Given exercise: Skip the images and return the records below exactly.

Items from a figure collection
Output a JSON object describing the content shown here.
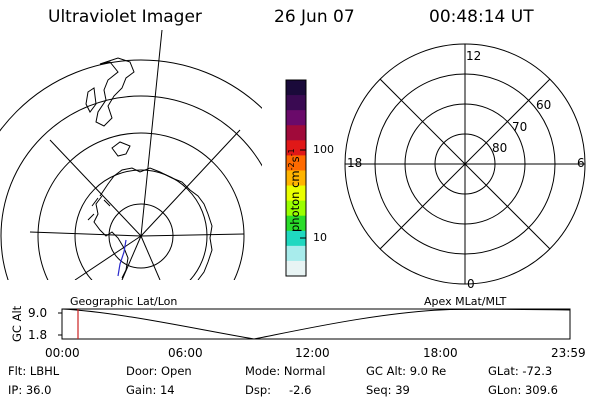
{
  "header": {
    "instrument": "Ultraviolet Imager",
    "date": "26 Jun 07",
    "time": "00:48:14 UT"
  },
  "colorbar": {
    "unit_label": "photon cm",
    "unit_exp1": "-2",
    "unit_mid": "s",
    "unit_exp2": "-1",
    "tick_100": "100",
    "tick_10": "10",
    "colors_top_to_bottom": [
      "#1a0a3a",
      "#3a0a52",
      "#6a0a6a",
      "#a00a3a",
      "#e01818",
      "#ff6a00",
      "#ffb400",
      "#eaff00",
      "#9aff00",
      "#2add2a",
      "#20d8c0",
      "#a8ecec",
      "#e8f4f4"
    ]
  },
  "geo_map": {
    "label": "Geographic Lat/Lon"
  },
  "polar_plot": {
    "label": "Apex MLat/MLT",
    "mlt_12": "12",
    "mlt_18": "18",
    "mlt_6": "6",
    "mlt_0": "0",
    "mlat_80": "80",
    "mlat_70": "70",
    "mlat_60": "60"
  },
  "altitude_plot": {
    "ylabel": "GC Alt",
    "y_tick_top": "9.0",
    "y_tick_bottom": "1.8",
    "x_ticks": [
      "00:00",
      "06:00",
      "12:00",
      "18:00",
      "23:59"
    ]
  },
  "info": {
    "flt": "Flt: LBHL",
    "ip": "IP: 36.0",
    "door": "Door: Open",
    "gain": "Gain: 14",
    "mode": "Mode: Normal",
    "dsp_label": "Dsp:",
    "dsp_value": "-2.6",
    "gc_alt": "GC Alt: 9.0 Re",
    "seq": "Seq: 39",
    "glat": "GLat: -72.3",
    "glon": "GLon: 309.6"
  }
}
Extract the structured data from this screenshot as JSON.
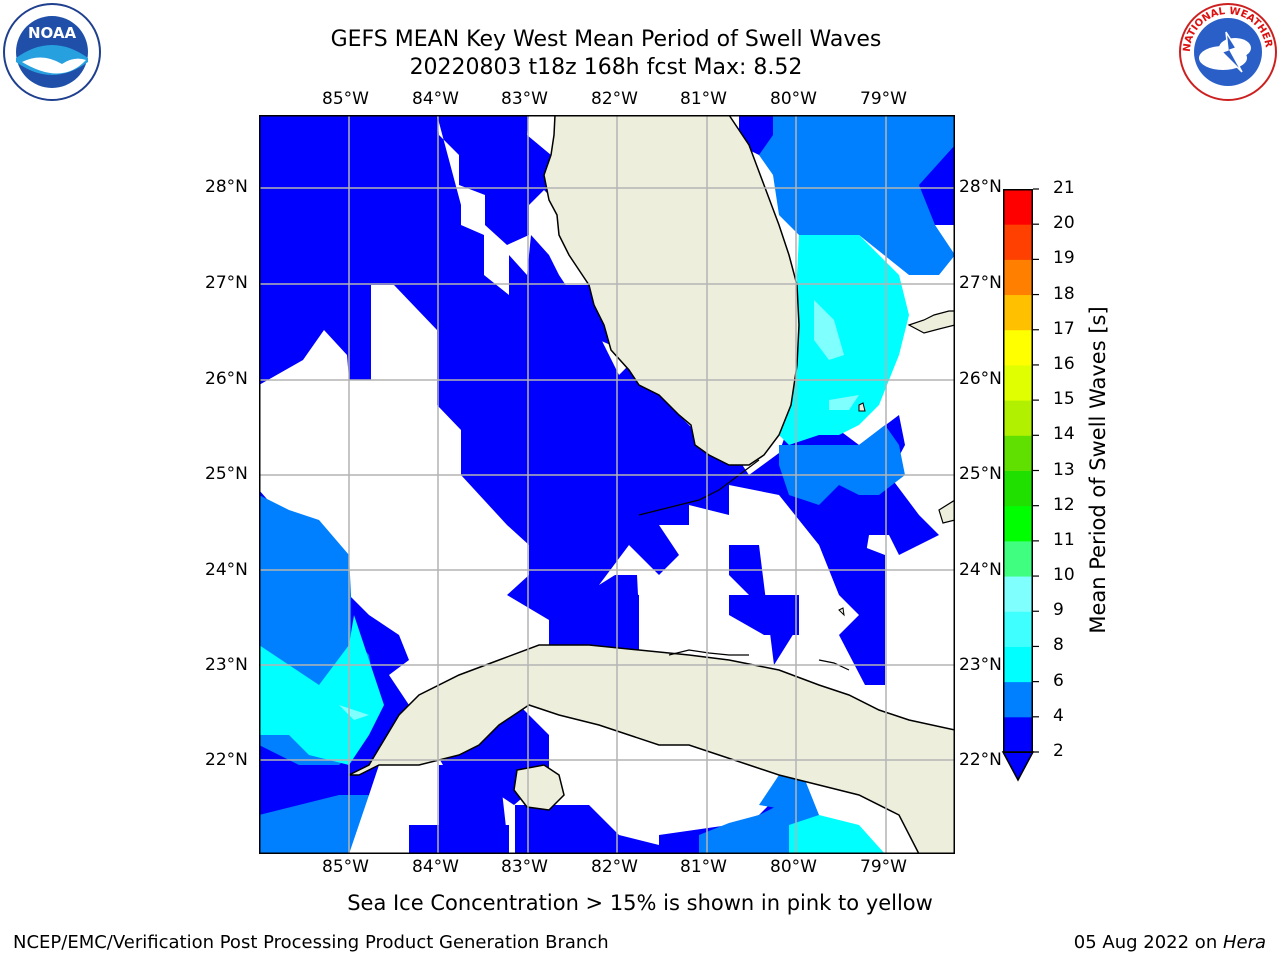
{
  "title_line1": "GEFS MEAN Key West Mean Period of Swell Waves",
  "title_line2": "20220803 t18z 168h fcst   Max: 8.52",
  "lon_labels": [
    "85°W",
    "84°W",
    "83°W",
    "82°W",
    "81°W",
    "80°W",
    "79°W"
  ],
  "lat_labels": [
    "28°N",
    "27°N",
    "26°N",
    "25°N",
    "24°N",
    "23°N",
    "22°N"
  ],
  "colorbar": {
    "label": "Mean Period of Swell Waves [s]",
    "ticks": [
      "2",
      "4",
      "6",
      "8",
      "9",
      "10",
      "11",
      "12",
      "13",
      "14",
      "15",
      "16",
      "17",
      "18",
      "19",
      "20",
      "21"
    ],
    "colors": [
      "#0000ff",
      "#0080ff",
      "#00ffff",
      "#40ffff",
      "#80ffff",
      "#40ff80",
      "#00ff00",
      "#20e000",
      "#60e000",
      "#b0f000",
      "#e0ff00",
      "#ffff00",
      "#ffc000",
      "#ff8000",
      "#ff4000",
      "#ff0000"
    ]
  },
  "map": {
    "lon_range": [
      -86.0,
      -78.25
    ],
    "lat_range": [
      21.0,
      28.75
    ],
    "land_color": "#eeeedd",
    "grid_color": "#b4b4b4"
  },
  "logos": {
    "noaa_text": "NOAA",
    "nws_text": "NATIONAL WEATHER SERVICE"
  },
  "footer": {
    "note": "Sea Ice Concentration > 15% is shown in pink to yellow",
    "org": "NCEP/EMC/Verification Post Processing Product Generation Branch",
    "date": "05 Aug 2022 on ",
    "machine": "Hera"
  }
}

Exercise answer:
Output a JSON object describing the content shown here.
{
  "header": {
    "instrument": "Ultraviolet Imager",
    "date": "26 Jun 07",
    "time": "00:48:14 UT"
  },
  "colorbar": {
    "unit_label": "photon cm",
    "unit_exp1": "-2",
    "unit_mid": "s",
    "unit_exp2": "-1",
    "tick_100": "100",
    "tick_10": "10",
    "colors_top_to_bottom": [
      "#1a0a3a",
      "#3a0a52",
      "#6a0a6a",
      "#a00a3a",
      "#e01818",
      "#ff6a00",
      "#ffb400",
      "#eaff00",
      "#9aff00",
      "#2add2a",
      "#20d8c0",
      "#a8ecec",
      "#e8f4f4"
    ]
  },
  "geo_map": {
    "label": "Geographic Lat/Lon"
  },
  "polar_plot": {
    "label": "Apex MLat/MLT",
    "mlt_12": "12",
    "mlt_18": "18",
    "mlt_6": "6",
    "mlt_0": "0",
    "mlat_80": "80",
    "mlat_70": "70",
    "mlat_60": "60"
  },
  "altitude_plot": {
    "ylabel": "GC Alt",
    "y_tick_top": "9.0",
    "y_tick_bottom": "1.8",
    "x_ticks": [
      "00:00",
      "06:00",
      "12:00",
      "18:00",
      "23:59"
    ]
  },
  "info": {
    "flt": "Flt: LBHL",
    "ip": "IP: 36.0",
    "door": "Door: Open",
    "gain": "Gain: 14",
    "mode": "Mode: Normal",
    "dsp_label": "Dsp:",
    "dsp_value": "-2.6",
    "gc_alt": "GC Alt: 9.0 Re",
    "seq": "Seq: 39",
    "glat": "GLat: -72.3",
    "glon": "GLon: 309.6"
  }
}
Extract the structured data from this screenshot as JSON.
{
  "title_line1": "GEFS MEAN Key West Mean Period of Swell Waves",
  "title_line2": "20220803 t18z 168h fcst   Max: 8.52",
  "lon_labels": [
    "85°W",
    "84°W",
    "83°W",
    "82°W",
    "81°W",
    "80°W",
    "79°W"
  ],
  "lat_labels": [
    "28°N",
    "27°N",
    "26°N",
    "25°N",
    "24°N",
    "23°N",
    "22°N"
  ],
  "colorbar": {
    "label": "Mean Period of Swell Waves [s]",
    "ticks": [
      "2",
      "4",
      "6",
      "8",
      "9",
      "10",
      "11",
      "12",
      "13",
      "14",
      "15",
      "16",
      "17",
      "18",
      "19",
      "20",
      "21"
    ],
    "colors": [
      "#0000ff",
      "#0080ff",
      "#00ffff",
      "#40ffff",
      "#80ffff",
      "#40ff80",
      "#00ff00",
      "#20e000",
      "#60e000",
      "#b0f000",
      "#e0ff00",
      "#ffff00",
      "#ffc000",
      "#ff8000",
      "#ff4000",
      "#ff0000"
    ]
  },
  "map": {
    "lon_range": [
      -86.0,
      -78.25
    ],
    "lat_range": [
      21.0,
      28.75
    ],
    "land_color": "#eeeedd",
    "grid_color": "#b4b4b4"
  },
  "logos": {
    "noaa_text": "NOAA",
    "nws_text": "NATIONAL WEATHER SERVICE"
  },
  "footer": {
    "note": "Sea Ice Concentration > 15% is shown in pink to yellow",
    "org": "NCEP/EMC/Verification Post Processing Product Generation Branch",
    "date": "05 Aug 2022 on ",
    "machine": "Hera"
  }
}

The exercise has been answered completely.